Given data:
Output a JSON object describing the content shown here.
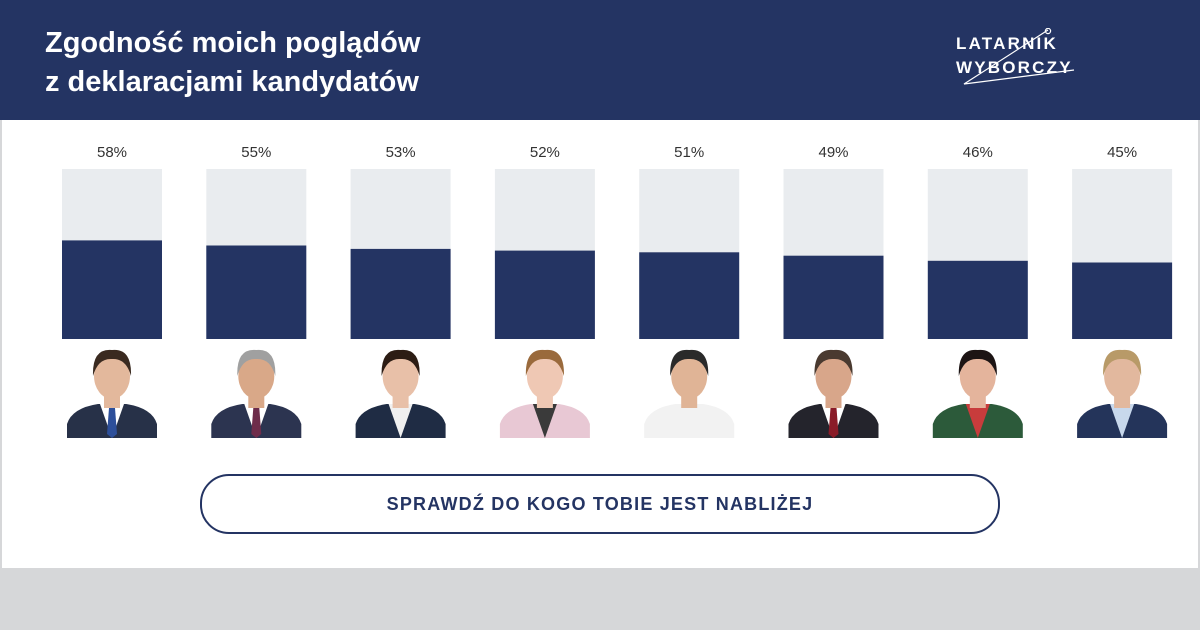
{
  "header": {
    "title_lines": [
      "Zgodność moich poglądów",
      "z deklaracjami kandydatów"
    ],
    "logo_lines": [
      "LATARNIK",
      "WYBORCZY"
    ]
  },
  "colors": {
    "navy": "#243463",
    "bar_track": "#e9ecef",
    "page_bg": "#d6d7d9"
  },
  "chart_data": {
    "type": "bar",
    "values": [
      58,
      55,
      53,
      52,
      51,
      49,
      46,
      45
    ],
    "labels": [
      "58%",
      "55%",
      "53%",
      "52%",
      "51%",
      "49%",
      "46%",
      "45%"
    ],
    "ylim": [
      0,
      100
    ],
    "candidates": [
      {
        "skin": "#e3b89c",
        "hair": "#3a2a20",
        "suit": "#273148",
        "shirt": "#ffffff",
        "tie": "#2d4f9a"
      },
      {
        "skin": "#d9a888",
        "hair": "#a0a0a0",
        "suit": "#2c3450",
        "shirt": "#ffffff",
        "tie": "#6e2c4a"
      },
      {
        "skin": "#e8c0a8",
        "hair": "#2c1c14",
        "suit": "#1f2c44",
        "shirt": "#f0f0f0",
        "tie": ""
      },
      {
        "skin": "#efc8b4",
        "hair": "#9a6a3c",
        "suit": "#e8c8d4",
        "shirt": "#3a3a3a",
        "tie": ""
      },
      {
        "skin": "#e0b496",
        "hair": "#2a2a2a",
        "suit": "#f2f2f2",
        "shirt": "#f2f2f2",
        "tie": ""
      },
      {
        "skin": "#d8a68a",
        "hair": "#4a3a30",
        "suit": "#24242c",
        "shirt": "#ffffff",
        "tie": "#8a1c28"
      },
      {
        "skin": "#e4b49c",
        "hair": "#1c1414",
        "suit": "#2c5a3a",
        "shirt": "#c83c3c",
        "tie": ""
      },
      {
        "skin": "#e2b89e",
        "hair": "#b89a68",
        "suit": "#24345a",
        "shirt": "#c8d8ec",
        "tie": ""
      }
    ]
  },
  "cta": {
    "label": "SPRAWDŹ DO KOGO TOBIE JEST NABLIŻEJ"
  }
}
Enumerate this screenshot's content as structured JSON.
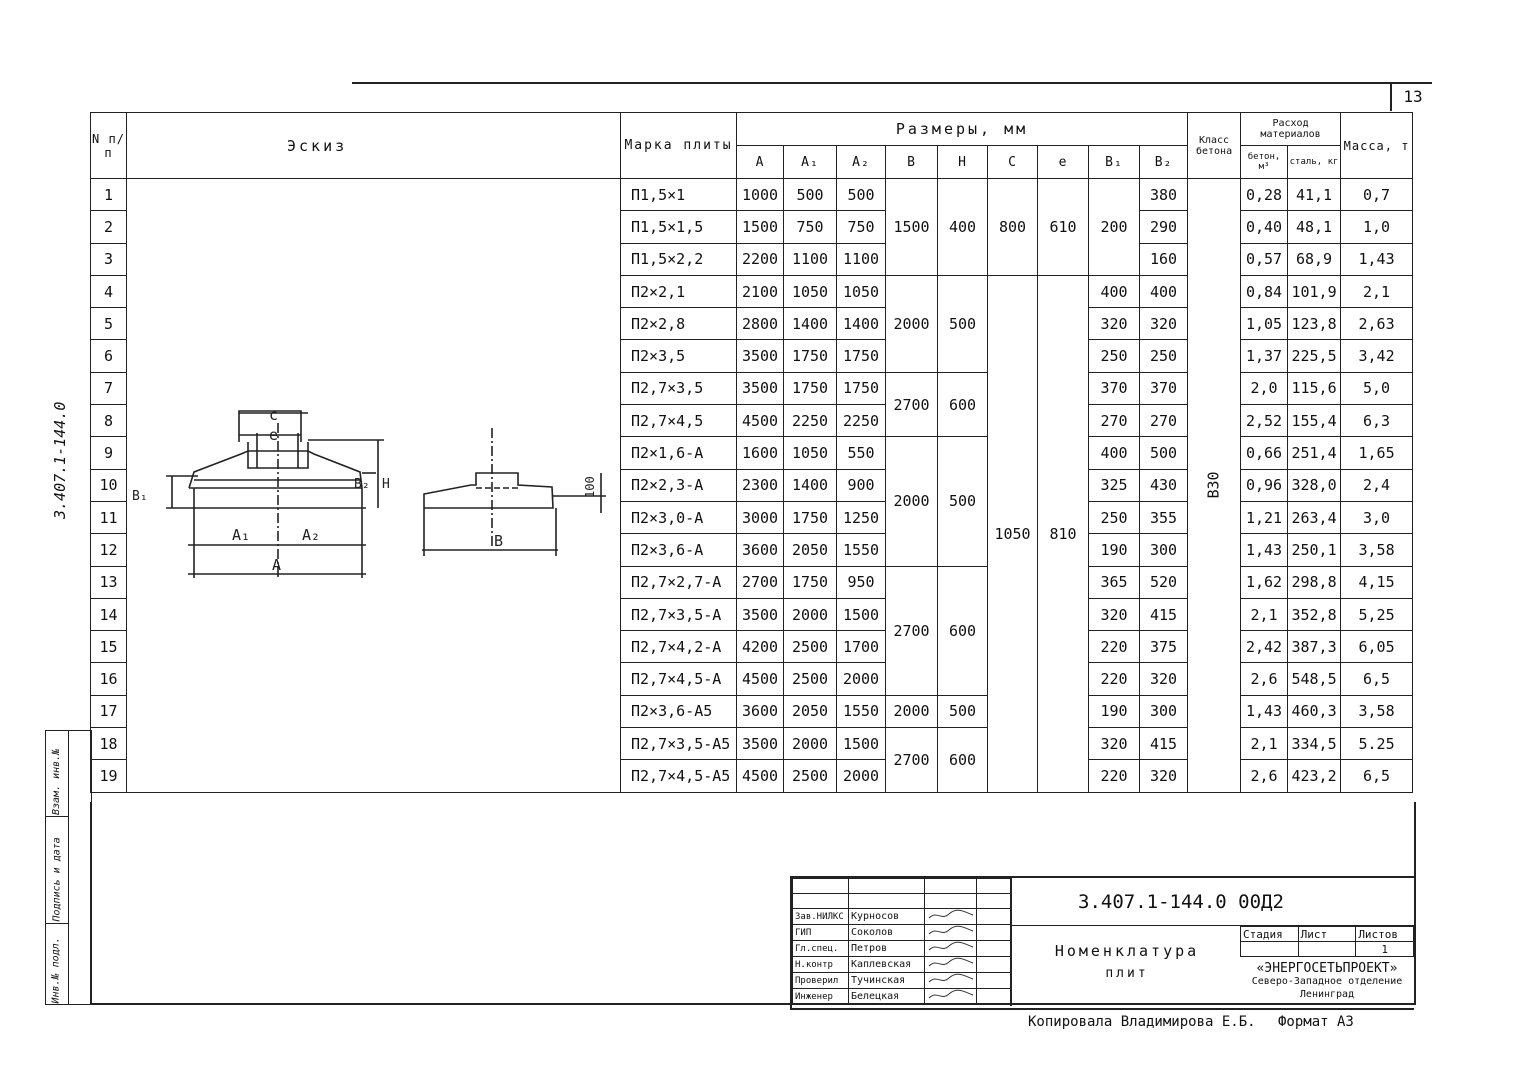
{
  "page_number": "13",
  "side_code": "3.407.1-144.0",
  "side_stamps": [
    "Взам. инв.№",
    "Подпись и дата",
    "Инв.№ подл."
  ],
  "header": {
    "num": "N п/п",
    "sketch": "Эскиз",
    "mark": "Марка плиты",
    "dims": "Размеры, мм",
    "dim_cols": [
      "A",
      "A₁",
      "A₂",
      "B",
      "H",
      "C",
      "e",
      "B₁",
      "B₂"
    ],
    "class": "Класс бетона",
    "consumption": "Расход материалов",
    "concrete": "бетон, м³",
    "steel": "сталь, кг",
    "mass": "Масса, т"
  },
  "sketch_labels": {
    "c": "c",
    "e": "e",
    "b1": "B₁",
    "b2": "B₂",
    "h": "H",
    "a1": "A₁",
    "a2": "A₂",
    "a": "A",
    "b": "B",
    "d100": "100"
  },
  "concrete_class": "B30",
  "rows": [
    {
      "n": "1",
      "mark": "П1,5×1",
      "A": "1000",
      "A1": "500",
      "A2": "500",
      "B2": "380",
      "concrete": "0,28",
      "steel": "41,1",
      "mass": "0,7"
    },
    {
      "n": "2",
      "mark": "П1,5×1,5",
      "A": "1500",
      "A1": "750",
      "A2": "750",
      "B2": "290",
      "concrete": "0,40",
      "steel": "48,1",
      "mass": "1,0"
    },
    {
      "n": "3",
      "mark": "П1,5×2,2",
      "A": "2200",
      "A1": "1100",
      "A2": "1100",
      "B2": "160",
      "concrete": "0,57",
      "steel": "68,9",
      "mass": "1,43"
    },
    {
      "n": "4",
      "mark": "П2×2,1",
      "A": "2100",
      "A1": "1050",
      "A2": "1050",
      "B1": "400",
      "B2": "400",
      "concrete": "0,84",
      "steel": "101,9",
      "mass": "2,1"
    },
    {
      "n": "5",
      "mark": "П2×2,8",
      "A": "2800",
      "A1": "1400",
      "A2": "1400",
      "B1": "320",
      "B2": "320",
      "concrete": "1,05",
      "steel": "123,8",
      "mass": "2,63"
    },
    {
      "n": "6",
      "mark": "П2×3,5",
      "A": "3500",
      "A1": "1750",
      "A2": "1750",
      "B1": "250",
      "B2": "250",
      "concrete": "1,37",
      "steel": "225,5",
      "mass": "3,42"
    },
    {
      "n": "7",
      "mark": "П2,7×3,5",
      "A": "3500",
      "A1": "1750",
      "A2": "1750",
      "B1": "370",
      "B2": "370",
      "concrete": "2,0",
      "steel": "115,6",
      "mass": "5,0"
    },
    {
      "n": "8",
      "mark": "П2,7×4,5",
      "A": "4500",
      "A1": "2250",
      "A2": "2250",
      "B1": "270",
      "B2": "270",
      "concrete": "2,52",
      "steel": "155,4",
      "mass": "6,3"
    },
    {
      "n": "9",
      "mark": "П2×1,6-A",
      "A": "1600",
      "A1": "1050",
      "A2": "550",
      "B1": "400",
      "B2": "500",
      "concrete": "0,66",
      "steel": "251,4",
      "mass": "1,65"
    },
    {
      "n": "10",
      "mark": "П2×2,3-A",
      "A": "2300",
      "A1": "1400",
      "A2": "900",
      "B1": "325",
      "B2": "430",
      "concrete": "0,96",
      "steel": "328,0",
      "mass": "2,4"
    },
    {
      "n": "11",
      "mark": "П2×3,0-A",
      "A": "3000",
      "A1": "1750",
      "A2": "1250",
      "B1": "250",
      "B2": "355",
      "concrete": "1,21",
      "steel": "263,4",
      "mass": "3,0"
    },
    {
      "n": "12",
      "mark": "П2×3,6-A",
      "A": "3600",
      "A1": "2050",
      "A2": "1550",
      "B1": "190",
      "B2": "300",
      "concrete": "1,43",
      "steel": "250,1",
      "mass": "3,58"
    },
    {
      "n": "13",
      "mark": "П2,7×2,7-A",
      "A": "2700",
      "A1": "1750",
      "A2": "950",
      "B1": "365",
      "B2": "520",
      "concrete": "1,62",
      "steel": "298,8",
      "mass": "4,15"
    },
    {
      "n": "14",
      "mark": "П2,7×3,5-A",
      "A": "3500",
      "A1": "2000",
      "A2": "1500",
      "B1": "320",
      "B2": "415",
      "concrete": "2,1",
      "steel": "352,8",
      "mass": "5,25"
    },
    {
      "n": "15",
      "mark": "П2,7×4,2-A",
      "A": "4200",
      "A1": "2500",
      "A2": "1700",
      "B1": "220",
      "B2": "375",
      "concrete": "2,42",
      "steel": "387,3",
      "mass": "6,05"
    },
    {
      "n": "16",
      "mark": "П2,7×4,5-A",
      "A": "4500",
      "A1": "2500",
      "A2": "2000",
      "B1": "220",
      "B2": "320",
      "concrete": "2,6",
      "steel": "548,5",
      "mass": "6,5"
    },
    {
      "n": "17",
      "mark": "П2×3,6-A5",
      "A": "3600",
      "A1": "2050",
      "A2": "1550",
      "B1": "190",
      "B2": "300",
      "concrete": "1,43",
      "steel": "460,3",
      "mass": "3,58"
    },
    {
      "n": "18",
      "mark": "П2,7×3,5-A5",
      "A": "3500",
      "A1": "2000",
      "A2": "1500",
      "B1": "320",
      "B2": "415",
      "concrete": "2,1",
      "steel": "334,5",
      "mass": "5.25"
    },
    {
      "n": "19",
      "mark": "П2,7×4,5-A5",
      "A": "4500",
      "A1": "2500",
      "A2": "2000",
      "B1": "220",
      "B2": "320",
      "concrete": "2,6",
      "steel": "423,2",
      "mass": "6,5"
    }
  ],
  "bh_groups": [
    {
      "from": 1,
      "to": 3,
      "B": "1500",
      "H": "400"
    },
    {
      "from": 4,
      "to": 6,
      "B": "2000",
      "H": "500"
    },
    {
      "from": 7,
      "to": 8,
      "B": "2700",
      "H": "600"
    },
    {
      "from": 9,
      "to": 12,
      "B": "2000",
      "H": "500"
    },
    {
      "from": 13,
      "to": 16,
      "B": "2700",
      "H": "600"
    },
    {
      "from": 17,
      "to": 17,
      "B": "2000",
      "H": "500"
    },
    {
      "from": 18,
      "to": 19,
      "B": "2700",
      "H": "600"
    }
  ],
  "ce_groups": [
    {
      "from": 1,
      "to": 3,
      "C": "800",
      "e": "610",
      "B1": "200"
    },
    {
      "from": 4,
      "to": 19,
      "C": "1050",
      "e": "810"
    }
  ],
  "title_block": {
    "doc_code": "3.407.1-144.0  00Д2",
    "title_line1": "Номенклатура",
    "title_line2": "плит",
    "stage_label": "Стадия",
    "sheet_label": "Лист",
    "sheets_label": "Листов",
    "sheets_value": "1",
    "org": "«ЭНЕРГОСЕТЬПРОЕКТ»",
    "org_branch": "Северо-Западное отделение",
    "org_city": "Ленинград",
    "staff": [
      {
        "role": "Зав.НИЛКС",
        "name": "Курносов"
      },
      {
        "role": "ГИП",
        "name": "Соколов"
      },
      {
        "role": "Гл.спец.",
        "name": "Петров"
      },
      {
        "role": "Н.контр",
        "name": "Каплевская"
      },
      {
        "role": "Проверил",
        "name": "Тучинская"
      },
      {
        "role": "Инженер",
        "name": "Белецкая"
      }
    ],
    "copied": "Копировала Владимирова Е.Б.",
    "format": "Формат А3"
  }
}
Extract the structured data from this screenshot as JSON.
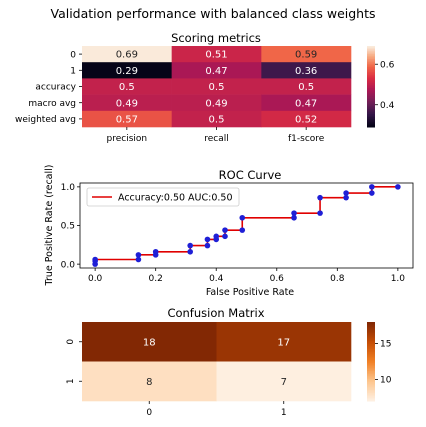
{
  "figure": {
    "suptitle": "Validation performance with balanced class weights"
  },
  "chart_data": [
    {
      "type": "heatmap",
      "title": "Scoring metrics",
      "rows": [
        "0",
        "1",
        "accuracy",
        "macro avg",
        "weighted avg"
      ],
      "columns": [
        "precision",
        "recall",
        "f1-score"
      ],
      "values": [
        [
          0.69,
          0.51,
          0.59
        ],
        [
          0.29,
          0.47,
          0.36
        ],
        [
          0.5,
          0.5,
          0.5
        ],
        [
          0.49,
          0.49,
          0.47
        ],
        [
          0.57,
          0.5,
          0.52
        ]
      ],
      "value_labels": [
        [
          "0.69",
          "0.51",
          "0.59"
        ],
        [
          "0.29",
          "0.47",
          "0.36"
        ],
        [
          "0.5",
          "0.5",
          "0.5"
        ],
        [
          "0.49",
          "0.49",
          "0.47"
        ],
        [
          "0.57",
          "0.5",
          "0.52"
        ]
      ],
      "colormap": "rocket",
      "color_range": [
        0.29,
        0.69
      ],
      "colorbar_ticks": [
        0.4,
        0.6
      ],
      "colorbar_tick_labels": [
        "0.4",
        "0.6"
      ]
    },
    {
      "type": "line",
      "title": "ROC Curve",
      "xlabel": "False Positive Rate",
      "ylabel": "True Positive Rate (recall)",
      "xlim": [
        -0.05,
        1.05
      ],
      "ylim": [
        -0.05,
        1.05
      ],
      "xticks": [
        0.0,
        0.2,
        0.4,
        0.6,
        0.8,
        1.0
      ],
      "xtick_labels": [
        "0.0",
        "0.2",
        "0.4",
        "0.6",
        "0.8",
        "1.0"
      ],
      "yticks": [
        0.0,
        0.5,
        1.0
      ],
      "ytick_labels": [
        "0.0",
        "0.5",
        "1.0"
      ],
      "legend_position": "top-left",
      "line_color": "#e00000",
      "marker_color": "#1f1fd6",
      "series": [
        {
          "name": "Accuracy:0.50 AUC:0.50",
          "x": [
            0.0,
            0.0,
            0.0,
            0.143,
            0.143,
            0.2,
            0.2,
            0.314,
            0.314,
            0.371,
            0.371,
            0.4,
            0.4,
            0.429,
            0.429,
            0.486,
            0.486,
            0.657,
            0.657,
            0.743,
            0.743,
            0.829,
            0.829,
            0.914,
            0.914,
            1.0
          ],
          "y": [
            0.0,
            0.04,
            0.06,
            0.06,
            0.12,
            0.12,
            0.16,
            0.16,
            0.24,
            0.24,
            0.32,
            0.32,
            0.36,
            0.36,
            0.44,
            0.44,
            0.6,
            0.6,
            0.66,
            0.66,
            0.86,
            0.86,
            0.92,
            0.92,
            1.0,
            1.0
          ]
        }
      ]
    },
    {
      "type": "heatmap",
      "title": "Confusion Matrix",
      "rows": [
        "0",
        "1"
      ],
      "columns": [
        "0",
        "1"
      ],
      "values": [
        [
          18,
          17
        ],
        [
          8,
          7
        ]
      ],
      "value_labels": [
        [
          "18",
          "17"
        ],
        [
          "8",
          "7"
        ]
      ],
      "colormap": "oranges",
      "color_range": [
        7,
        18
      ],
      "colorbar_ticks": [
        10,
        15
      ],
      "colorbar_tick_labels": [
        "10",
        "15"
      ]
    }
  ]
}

Direction: How many lines of the listing include the string "structured"? Answer with the number alone.

Response to this task: 2